> [GOAL OF THE EXERCISE] Give the data a second time, exactly and in full.

(Figure content listings)
▬▬▬
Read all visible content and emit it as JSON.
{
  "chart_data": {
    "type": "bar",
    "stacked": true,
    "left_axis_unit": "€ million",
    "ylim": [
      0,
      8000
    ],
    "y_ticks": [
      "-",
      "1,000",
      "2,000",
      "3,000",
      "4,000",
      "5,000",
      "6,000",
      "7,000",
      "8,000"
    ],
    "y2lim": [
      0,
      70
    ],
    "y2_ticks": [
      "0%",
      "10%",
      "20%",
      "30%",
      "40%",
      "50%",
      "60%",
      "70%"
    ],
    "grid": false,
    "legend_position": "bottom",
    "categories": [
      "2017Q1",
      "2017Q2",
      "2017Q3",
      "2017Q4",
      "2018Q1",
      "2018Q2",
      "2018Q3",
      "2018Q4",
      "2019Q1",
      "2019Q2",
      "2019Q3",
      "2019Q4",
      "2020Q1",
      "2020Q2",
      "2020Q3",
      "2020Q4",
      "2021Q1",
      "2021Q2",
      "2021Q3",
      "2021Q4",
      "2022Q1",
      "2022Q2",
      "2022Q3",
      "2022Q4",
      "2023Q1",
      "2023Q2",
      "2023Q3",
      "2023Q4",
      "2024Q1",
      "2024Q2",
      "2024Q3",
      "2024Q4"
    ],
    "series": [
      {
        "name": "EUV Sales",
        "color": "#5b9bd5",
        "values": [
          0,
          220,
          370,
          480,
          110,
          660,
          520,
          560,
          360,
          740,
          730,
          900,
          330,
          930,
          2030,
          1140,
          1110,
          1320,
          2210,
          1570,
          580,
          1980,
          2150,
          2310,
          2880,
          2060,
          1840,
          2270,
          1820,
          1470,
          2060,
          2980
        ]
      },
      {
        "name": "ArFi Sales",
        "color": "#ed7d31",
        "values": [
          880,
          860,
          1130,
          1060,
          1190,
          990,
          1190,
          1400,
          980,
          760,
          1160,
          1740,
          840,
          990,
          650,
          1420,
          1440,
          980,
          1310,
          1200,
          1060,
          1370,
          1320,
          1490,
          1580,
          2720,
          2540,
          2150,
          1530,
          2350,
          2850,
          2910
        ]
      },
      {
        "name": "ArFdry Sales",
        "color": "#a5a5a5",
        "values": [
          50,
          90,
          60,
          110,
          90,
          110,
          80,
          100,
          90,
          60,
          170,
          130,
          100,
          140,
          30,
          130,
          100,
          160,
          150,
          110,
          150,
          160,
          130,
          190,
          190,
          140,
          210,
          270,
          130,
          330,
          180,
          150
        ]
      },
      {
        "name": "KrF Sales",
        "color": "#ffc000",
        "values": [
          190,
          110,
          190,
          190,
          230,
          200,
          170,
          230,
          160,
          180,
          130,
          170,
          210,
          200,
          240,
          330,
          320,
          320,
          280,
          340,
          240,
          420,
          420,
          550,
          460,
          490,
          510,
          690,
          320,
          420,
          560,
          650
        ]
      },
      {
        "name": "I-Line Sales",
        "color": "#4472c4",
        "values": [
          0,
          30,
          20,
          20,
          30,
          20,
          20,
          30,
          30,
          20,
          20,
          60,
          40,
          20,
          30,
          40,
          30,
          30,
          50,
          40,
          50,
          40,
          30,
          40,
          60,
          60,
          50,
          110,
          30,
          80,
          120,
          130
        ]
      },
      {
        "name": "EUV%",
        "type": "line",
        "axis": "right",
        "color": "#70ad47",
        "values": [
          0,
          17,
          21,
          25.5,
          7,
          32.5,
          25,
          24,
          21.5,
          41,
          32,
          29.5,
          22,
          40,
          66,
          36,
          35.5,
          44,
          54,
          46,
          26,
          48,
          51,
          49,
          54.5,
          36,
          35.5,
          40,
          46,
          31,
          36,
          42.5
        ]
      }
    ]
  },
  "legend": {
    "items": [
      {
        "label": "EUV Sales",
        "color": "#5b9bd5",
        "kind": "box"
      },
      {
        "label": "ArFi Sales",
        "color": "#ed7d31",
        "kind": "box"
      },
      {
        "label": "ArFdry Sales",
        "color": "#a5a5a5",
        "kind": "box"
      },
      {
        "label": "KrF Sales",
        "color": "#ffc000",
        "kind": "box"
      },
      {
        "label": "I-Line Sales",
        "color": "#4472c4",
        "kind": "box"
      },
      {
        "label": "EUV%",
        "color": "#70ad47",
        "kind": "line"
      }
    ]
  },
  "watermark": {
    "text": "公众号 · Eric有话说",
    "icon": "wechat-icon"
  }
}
▬▬▬
> [FINAL ANSWER]
Read all visible content and emit it as JSON.
{
  "chart_data": {
    "type": "bar",
    "stacked": true,
    "left_axis_unit": "€ million",
    "ylim": [
      0,
      8000
    ],
    "y_ticks": [
      "-",
      "1,000",
      "2,000",
      "3,000",
      "4,000",
      "5,000",
      "6,000",
      "7,000",
      "8,000"
    ],
    "y2lim": [
      0,
      70
    ],
    "y2_ticks": [
      "0%",
      "10%",
      "20%",
      "30%",
      "40%",
      "50%",
      "60%",
      "70%"
    ],
    "grid": false,
    "legend_position": "bottom",
    "categories": [
      "2017Q1",
      "2017Q2",
      "2017Q3",
      "2017Q4",
      "2018Q1",
      "2018Q2",
      "2018Q3",
      "2018Q4",
      "2019Q1",
      "2019Q2",
      "2019Q3",
      "2019Q4",
      "2020Q1",
      "2020Q2",
      "2020Q3",
      "2020Q4",
      "2021Q1",
      "2021Q2",
      "2021Q3",
      "2021Q4",
      "2022Q1",
      "2022Q2",
      "2022Q3",
      "2022Q4",
      "2023Q1",
      "2023Q2",
      "2023Q3",
      "2023Q4",
      "2024Q1",
      "2024Q2",
      "2024Q3",
      "2024Q4"
    ],
    "series": [
      {
        "name": "EUV Sales",
        "color": "#5b9bd5",
        "values": [
          0,
          220,
          370,
          480,
          110,
          660,
          520,
          560,
          360,
          740,
          730,
          900,
          330,
          930,
          2030,
          1140,
          1110,
          1320,
          2210,
          1570,
          580,
          1980,
          2150,
          2310,
          2880,
          2060,
          1840,
          2270,
          1820,
          1470,
          2060,
          2980
        ]
      },
      {
        "name": "ArFi Sales",
        "color": "#ed7d31",
        "values": [
          880,
          860,
          1130,
          1060,
          1190,
          990,
          1190,
          1400,
          980,
          760,
          1160,
          1740,
          840,
          990,
          650,
          1420,
          1440,
          980,
          1310,
          1200,
          1060,
          1370,
          1320,
          1490,
          1580,
          2720,
          2540,
          2150,
          1530,
          2350,
          2850,
          2910
        ]
      },
      {
        "name": "ArFdry Sales",
        "color": "#a5a5a5",
        "values": [
          50,
          90,
          60,
          110,
          90,
          110,
          80,
          100,
          90,
          60,
          170,
          130,
          100,
          140,
          30,
          130,
          100,
          160,
          150,
          110,
          150,
          160,
          130,
          190,
          190,
          140,
          210,
          270,
          130,
          330,
          180,
          150
        ]
      },
      {
        "name": "KrF Sales",
        "color": "#ffc000",
        "values": [
          190,
          110,
          190,
          190,
          230,
          200,
          170,
          230,
          160,
          180,
          130,
          170,
          210,
          200,
          240,
          330,
          320,
          320,
          280,
          340,
          240,
          420,
          420,
          550,
          460,
          490,
          510,
          690,
          320,
          420,
          560,
          650
        ]
      },
      {
        "name": "I-Line Sales",
        "color": "#4472c4",
        "values": [
          0,
          30,
          20,
          20,
          30,
          20,
          20,
          30,
          30,
          20,
          20,
          60,
          40,
          20,
          30,
          40,
          30,
          30,
          50,
          40,
          50,
          40,
          30,
          40,
          60,
          60,
          50,
          110,
          30,
          80,
          120,
          130
        ]
      },
      {
        "name": "EUV%",
        "type": "line",
        "axis": "right",
        "color": "#70ad47",
        "values": [
          0,
          17,
          21,
          25.5,
          7,
          32.5,
          25,
          24,
          21.5,
          41,
          32,
          29.5,
          22,
          40,
          66,
          36,
          35.5,
          44,
          54,
          46,
          26,
          48,
          51,
          49,
          54.5,
          36,
          35.5,
          40,
          46,
          31,
          36,
          42.5
        ]
      }
    ]
  },
  "legend": {
    "items": [
      {
        "label": "EUV Sales",
        "color": "#5b9bd5",
        "kind": "box"
      },
      {
        "label": "ArFi Sales",
        "color": "#ed7d31",
        "kind": "box"
      },
      {
        "label": "ArFdry Sales",
        "color": "#a5a5a5",
        "kind": "box"
      },
      {
        "label": "KrF Sales",
        "color": "#ffc000",
        "kind": "box"
      },
      {
        "label": "I-Line Sales",
        "color": "#4472c4",
        "kind": "box"
      },
      {
        "label": "EUV%",
        "color": "#70ad47",
        "kind": "line"
      }
    ]
  },
  "watermark": {
    "text": "公众号 · Eric有话说",
    "icon": "wechat-icon"
  }
}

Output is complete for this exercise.